== TASK MATERIAL ==
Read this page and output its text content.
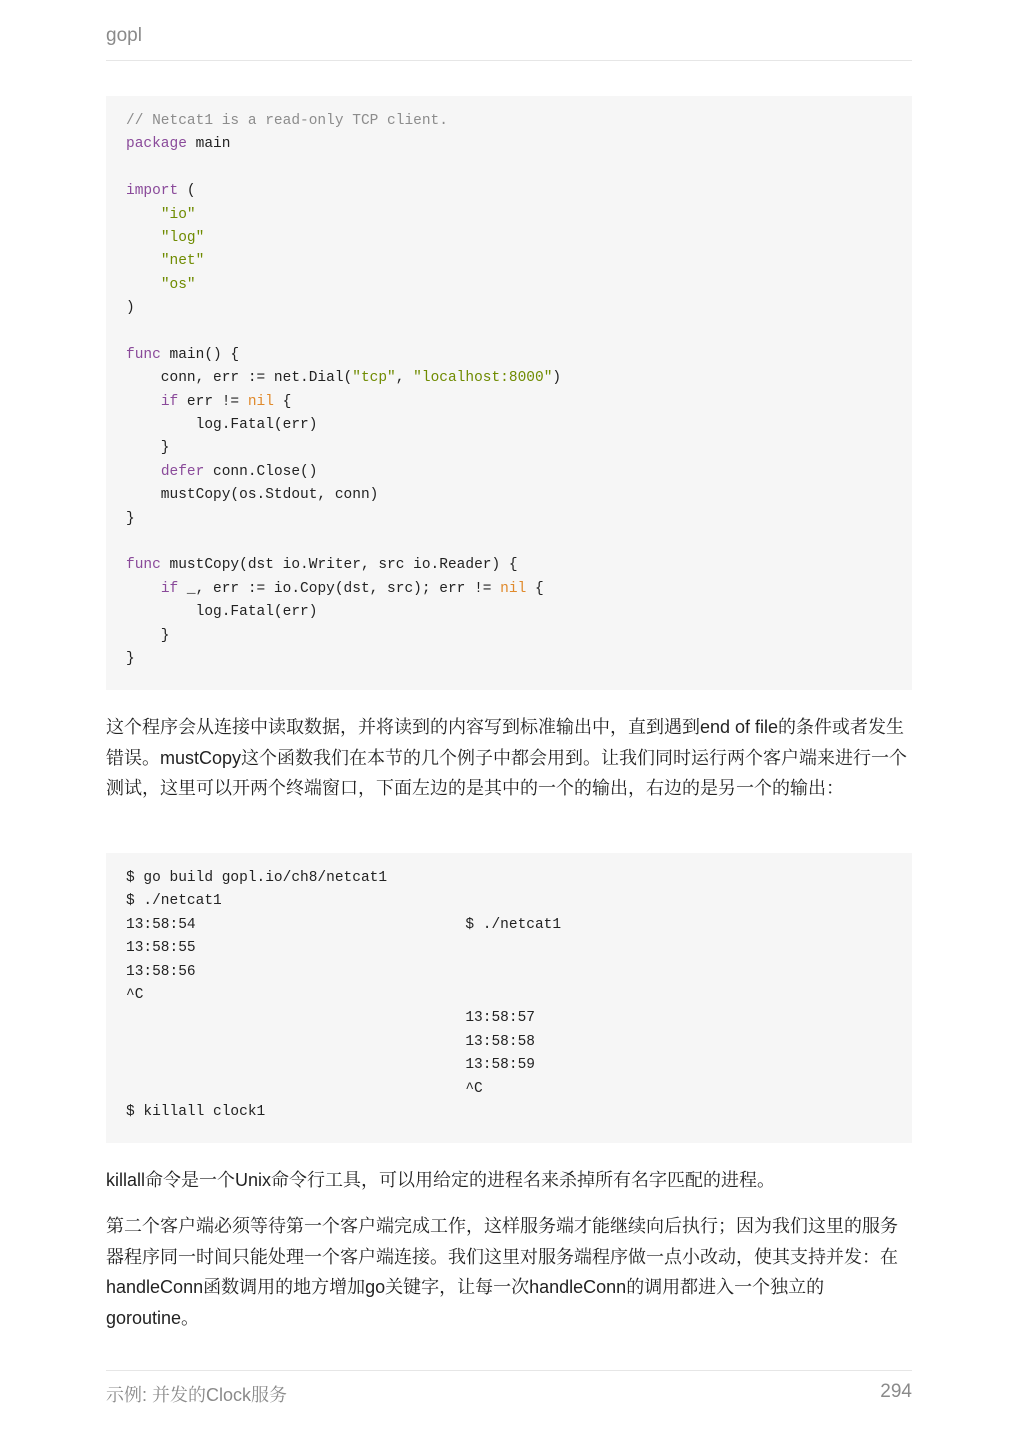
gopl
// Netcat1 is a read-only TCP client.
package main
import (
"io"
"log"
"net"
"os"
)
func main() {
conn, err := net.Dial("tcp", "localhost:8000")
if err != nil {
log.Fatal(err)
}
defer conn.Close()
mustCopy(os.Stdout, conn)
}
func mustCopy(dst io.Writer, src io.Reader) {
if _, err := io.Copy(dst, src); err != nil {
log.Fatal(err)
}
}

这个程序会从连接中读取数据，并将读到的内容写到标准输出中，直到遇到end of file的条件或者发生错误。mustCopy这个函数我们在本节的几个例子中都会用到。让我们同时运行两个客户端来进行一个测试，这里可以开两个终端窗口，下面左边的是其中的一个的输出，右边的是另一个的输出：

$ go build gopl.io/ch8/netcat1
$ ./netcat1
13:58:54                               $ ./netcat1
13:58:55
13:58:56
^C
13:58:57
13:58:58
13:58:59
^C
$ killall clock1

killall命令是一个Unix命令行工具，可以用给定的进程名来杀掉所有名字匹配的进程。

第二个客户端必须等待第一个客户端完成工作，这样服务端才能继续向后执行；因为我们这里的服务器程序同一时间只能处理一个客户端连接。我们这里对服务端程序做一点小改动，使其支持并发：在handleConn函数调用的地方增加go关键字，让每一次handleConn的调用都进入一个独立的goroutine。

示例: 并发的Clock服务	294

== WHAT IS ASKED ==
Omit all pictures while transcribing the entries verbatim.

== ANSWER TO THE PROBLEM ==
Read this page and output its text content.
gopl
// Netcat1 is a read-only TCP client.
package main
import (
"io"
"log"
"net"
"os"
)
func main() {
conn, err := net.Dial("tcp", "localhost:8000")
if err != nil {
log.Fatal(err)
}
defer conn.Close()
mustCopy(os.Stdout, conn)
}
func mustCopy(dst io.Writer, src io.Reader) {
if _, err := io.Copy(dst, src); err != nil {
log.Fatal(err)
}
}

这个程序会从连接中读取数据，并将读到的内容写到标准输出中，直到遇到end of file的条件或者发生错误。mustCopy这个函数我们在本节的几个例子中都会用到。让我们同时运行两个客户端来进行一个测试，这里可以开两个终端窗口，下面左边的是其中的一个的输出，右边的是另一个的输出：

$ go build gopl.io/ch8/netcat1
$ ./netcat1
13:58:54                               $ ./netcat1
13:58:55
13:58:56
^C
13:58:57
13:58:58
13:58:59
^C
$ killall clock1

killall命令是一个Unix命令行工具，可以用给定的进程名来杀掉所有名字匹配的进程。

第二个客户端必须等待第一个客户端完成工作，这样服务端才能继续向后执行；因为我们这里的服务器程序同一时间只能处理一个客户端连接。我们这里对服务端程序做一点小改动，使其支持并发：在handleConn函数调用的地方增加go关键字，让每一次handleConn的调用都进入一个独立的goroutine。

示例: 并发的Clock服务	294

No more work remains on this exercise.